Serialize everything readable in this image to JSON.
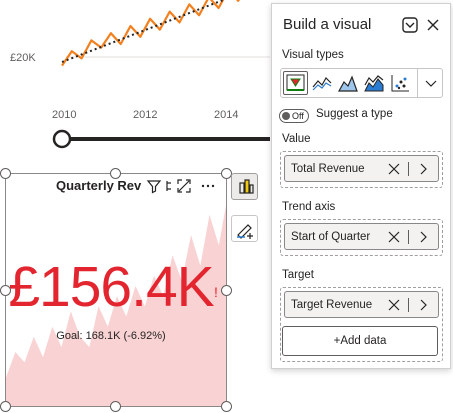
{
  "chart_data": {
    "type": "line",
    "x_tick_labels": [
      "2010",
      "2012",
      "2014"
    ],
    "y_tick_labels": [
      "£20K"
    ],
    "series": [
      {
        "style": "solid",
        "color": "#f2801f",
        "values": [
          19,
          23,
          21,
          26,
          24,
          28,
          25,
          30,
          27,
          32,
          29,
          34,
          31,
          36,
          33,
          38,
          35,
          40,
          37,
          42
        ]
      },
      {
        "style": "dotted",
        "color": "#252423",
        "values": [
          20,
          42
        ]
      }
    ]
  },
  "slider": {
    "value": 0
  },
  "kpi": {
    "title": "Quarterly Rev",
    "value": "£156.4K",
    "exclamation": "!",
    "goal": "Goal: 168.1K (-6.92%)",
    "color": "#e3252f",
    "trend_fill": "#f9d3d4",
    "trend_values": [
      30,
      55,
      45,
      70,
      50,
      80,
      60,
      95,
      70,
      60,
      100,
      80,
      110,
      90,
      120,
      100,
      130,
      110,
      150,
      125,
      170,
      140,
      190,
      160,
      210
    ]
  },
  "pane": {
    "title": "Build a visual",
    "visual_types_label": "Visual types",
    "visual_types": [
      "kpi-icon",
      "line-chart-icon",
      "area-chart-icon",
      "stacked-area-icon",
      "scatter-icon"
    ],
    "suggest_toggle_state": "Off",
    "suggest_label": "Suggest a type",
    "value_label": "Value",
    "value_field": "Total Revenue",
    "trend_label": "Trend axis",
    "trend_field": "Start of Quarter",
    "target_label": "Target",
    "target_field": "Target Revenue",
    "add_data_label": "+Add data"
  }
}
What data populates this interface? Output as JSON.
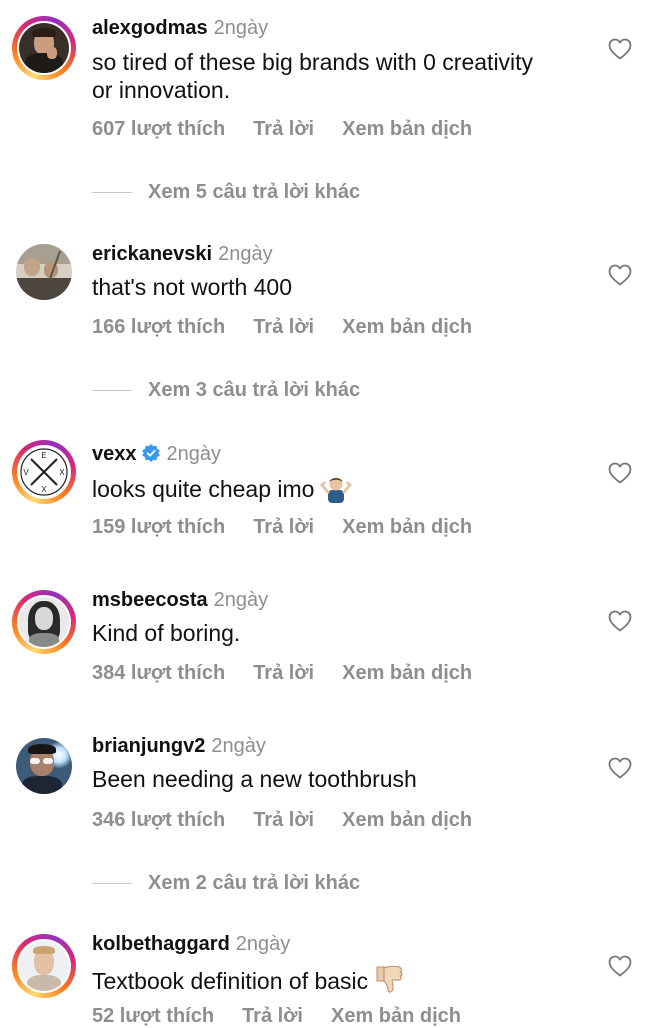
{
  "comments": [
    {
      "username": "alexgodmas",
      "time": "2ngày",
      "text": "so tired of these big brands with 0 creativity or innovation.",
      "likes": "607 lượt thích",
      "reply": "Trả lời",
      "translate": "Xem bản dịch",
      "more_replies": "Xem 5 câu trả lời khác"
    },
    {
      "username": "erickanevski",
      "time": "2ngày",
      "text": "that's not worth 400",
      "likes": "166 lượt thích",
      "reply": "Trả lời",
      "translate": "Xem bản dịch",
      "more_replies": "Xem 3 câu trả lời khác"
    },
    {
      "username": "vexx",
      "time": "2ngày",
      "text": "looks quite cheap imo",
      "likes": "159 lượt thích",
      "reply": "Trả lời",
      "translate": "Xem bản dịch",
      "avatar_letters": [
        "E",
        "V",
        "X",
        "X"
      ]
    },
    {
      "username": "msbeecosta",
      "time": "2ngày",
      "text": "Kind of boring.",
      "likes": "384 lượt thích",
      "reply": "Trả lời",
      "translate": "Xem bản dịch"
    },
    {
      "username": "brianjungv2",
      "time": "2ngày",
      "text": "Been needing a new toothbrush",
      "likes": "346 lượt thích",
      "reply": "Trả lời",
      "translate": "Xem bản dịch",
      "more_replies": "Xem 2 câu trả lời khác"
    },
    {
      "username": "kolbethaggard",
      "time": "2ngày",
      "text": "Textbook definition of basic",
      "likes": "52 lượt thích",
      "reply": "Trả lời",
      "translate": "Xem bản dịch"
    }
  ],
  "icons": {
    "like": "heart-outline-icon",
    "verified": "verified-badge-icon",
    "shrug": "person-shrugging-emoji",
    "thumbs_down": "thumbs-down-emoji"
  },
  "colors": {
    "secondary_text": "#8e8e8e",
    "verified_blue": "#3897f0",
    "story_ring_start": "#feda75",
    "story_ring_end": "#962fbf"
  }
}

== What you are asked to do ==
Take the data above and repeat it exactly, leaving each picture out.

== Result of this exercise ==
Serialize everything readable in this image to JSON.
{
  "chart_data": {
    "type": "line",
    "x_tick_labels": [
      "2010",
      "2012",
      "2014"
    ],
    "y_tick_labels": [
      "£20K"
    ],
    "series": [
      {
        "style": "solid",
        "color": "#f2801f",
        "values": [
          19,
          23,
          21,
          26,
          24,
          28,
          25,
          30,
          27,
          32,
          29,
          34,
          31,
          36,
          33,
          38,
          35,
          40,
          37,
          42
        ]
      },
      {
        "style": "dotted",
        "color": "#252423",
        "values": [
          20,
          42
        ]
      }
    ]
  },
  "slider": {
    "value": 0
  },
  "kpi": {
    "title": "Quarterly Rev",
    "value": "£156.4K",
    "exclamation": "!",
    "goal": "Goal: 168.1K (-6.92%)",
    "color": "#e3252f",
    "trend_fill": "#f9d3d4",
    "trend_values": [
      30,
      55,
      45,
      70,
      50,
      80,
      60,
      95,
      70,
      60,
      100,
      80,
      110,
      90,
      120,
      100,
      130,
      110,
      150,
      125,
      170,
      140,
      190,
      160,
      210
    ]
  },
  "pane": {
    "title": "Build a visual",
    "visual_types_label": "Visual types",
    "visual_types": [
      "kpi-icon",
      "line-chart-icon",
      "area-chart-icon",
      "stacked-area-icon",
      "scatter-icon"
    ],
    "suggest_toggle_state": "Off",
    "suggest_label": "Suggest a type",
    "value_label": "Value",
    "value_field": "Total Revenue",
    "trend_label": "Trend axis",
    "trend_field": "Start of Quarter",
    "target_label": "Target",
    "target_field": "Target Revenue",
    "add_data_label": "+Add data"
  }
}
What data populates this interface? Output as JSON.
{
  "comments": [
    {
      "username": "alexgodmas",
      "time": "2ngày",
      "text": "so tired of these big brands with 0 creativity or innovation.",
      "likes": "607 lượt thích",
      "reply": "Trả lời",
      "translate": "Xem bản dịch",
      "more_replies": "Xem 5 câu trả lời khác"
    },
    {
      "username": "erickanevski",
      "time": "2ngày",
      "text": "that's not worth 400",
      "likes": "166 lượt thích",
      "reply": "Trả lời",
      "translate": "Xem bản dịch",
      "more_replies": "Xem 3 câu trả lời khác"
    },
    {
      "username": "vexx",
      "time": "2ngày",
      "text": "looks quite cheap imo",
      "likes": "159 lượt thích",
      "reply": "Trả lời",
      "translate": "Xem bản dịch",
      "avatar_letters": [
        "E",
        "V",
        "X",
        "X"
      ]
    },
    {
      "username": "msbeecosta",
      "time": "2ngày",
      "text": "Kind of boring.",
      "likes": "384 lượt thích",
      "reply": "Trả lời",
      "translate": "Xem bản dịch"
    },
    {
      "username": "brianjungv2",
      "time": "2ngày",
      "text": "Been needing a new toothbrush",
      "likes": "346 lượt thích",
      "reply": "Trả lời",
      "translate": "Xem bản dịch",
      "more_replies": "Xem 2 câu trả lời khác"
    },
    {
      "username": "kolbethaggard",
      "time": "2ngày",
      "text": "Textbook definition of basic",
      "likes": "52 lượt thích",
      "reply": "Trả lời",
      "translate": "Xem bản dịch"
    }
  ],
  "icons": {
    "like": "heart-outline-icon",
    "verified": "verified-badge-icon",
    "shrug": "person-shrugging-emoji",
    "thumbs_down": "thumbs-down-emoji"
  },
  "colors": {
    "secondary_text": "#8e8e8e",
    "verified_blue": "#3897f0",
    "story_ring_start": "#feda75",
    "story_ring_end": "#962fbf"
  }
}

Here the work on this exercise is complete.